▶ [SHORT PROBLEM]: Write out all of the entries that follow, word for word, but skip the pictures.

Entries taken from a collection
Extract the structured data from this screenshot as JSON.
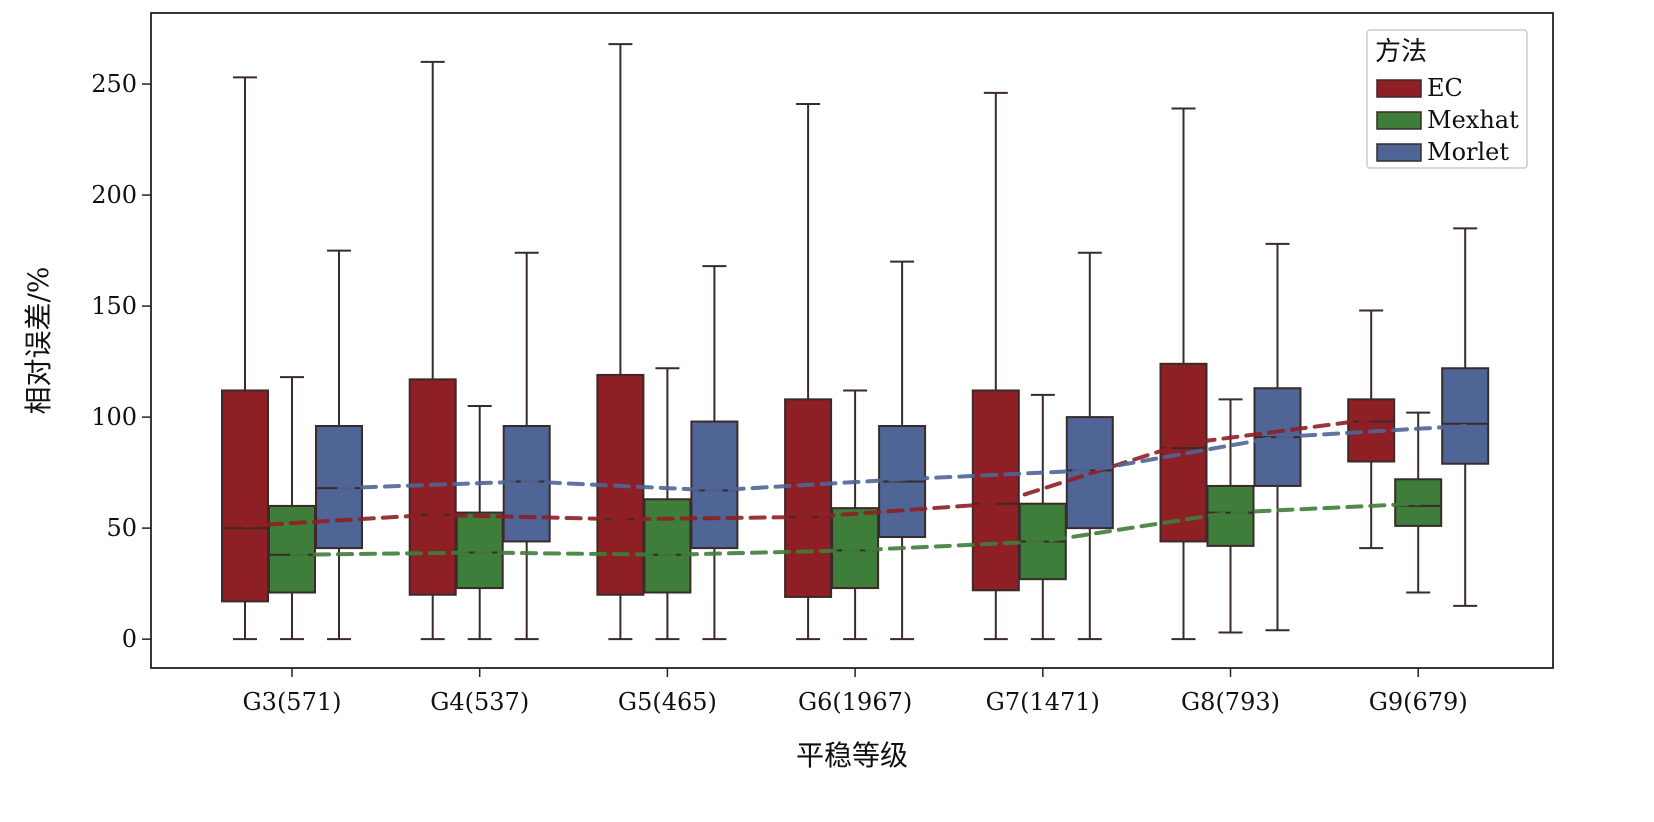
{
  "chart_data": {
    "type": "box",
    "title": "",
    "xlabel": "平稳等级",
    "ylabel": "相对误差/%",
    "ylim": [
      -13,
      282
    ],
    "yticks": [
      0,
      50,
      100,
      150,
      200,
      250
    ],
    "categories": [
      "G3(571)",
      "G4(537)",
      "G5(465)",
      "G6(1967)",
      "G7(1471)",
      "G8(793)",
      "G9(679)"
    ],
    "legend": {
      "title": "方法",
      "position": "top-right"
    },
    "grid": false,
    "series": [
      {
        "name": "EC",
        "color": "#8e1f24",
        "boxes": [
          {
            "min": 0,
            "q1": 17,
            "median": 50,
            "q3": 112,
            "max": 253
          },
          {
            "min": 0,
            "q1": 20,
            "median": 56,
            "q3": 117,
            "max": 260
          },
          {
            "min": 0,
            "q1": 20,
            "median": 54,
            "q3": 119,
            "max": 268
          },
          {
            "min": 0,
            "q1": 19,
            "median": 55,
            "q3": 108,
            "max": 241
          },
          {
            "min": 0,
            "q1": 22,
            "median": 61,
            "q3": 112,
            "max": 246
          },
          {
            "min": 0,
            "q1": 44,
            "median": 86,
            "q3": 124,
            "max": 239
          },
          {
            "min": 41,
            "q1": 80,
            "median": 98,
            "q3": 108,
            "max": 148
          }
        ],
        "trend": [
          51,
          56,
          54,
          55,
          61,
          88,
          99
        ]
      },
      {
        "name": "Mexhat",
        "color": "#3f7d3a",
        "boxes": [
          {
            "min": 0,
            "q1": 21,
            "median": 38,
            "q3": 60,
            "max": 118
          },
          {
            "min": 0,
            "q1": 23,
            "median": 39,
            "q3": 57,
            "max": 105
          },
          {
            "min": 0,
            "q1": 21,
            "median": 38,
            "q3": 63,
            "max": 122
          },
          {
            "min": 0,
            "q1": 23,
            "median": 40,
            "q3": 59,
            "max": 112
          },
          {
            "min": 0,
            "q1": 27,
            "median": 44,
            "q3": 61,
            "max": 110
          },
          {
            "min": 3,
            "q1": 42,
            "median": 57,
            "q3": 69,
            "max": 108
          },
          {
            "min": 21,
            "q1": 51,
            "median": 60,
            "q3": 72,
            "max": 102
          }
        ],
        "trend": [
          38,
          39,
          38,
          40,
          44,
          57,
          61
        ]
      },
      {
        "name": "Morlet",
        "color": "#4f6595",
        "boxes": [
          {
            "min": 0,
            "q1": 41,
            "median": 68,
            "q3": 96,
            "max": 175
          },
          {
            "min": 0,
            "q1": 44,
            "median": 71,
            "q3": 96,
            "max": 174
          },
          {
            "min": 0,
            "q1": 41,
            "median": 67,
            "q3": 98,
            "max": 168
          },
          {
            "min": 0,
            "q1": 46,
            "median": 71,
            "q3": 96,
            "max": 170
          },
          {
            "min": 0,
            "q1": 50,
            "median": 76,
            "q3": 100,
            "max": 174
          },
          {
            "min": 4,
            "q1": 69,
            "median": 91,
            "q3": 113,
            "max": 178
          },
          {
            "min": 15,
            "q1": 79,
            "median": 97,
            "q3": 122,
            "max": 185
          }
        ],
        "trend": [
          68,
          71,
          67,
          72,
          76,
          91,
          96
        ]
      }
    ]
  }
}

▶ [EXPECTED ANSWER]:
Extract the structured data from this screenshot as JSON.
{
  "chart_data": {
    "type": "box",
    "title": "",
    "xlabel": "平稳等级",
    "ylabel": "相对误差/%",
    "ylim": [
      -13,
      282
    ],
    "yticks": [
      0,
      50,
      100,
      150,
      200,
      250
    ],
    "categories": [
      "G3(571)",
      "G4(537)",
      "G5(465)",
      "G6(1967)",
      "G7(1471)",
      "G8(793)",
      "G9(679)"
    ],
    "legend": {
      "title": "方法",
      "position": "top-right"
    },
    "grid": false,
    "series": [
      {
        "name": "EC",
        "color": "#8e1f24",
        "boxes": [
          {
            "min": 0,
            "q1": 17,
            "median": 50,
            "q3": 112,
            "max": 253
          },
          {
            "min": 0,
            "q1": 20,
            "median": 56,
            "q3": 117,
            "max": 260
          },
          {
            "min": 0,
            "q1": 20,
            "median": 54,
            "q3": 119,
            "max": 268
          },
          {
            "min": 0,
            "q1": 19,
            "median": 55,
            "q3": 108,
            "max": 241
          },
          {
            "min": 0,
            "q1": 22,
            "median": 61,
            "q3": 112,
            "max": 246
          },
          {
            "min": 0,
            "q1": 44,
            "median": 86,
            "q3": 124,
            "max": 239
          },
          {
            "min": 41,
            "q1": 80,
            "median": 98,
            "q3": 108,
            "max": 148
          }
        ],
        "trend": [
          51,
          56,
          54,
          55,
          61,
          88,
          99
        ]
      },
      {
        "name": "Mexhat",
        "color": "#3f7d3a",
        "boxes": [
          {
            "min": 0,
            "q1": 21,
            "median": 38,
            "q3": 60,
            "max": 118
          },
          {
            "min": 0,
            "q1": 23,
            "median": 39,
            "q3": 57,
            "max": 105
          },
          {
            "min": 0,
            "q1": 21,
            "median": 38,
            "q3": 63,
            "max": 122
          },
          {
            "min": 0,
            "q1": 23,
            "median": 40,
            "q3": 59,
            "max": 112
          },
          {
            "min": 0,
            "q1": 27,
            "median": 44,
            "q3": 61,
            "max": 110
          },
          {
            "min": 3,
            "q1": 42,
            "median": 57,
            "q3": 69,
            "max": 108
          },
          {
            "min": 21,
            "q1": 51,
            "median": 60,
            "q3": 72,
            "max": 102
          }
        ],
        "trend": [
          38,
          39,
          38,
          40,
          44,
          57,
          61
        ]
      },
      {
        "name": "Morlet",
        "color": "#4f6595",
        "boxes": [
          {
            "min": 0,
            "q1": 41,
            "median": 68,
            "q3": 96,
            "max": 175
          },
          {
            "min": 0,
            "q1": 44,
            "median": 71,
            "q3": 96,
            "max": 174
          },
          {
            "min": 0,
            "q1": 41,
            "median": 67,
            "q3": 98,
            "max": 168
          },
          {
            "min": 0,
            "q1": 46,
            "median": 71,
            "q3": 96,
            "max": 170
          },
          {
            "min": 0,
            "q1": 50,
            "median": 76,
            "q3": 100,
            "max": 174
          },
          {
            "min": 4,
            "q1": 69,
            "median": 91,
            "q3": 113,
            "max": 178
          },
          {
            "min": 15,
            "q1": 79,
            "median": 97,
            "q3": 122,
            "max": 185
          }
        ],
        "trend": [
          68,
          71,
          67,
          72,
          76,
          91,
          96
        ]
      }
    ]
  }
}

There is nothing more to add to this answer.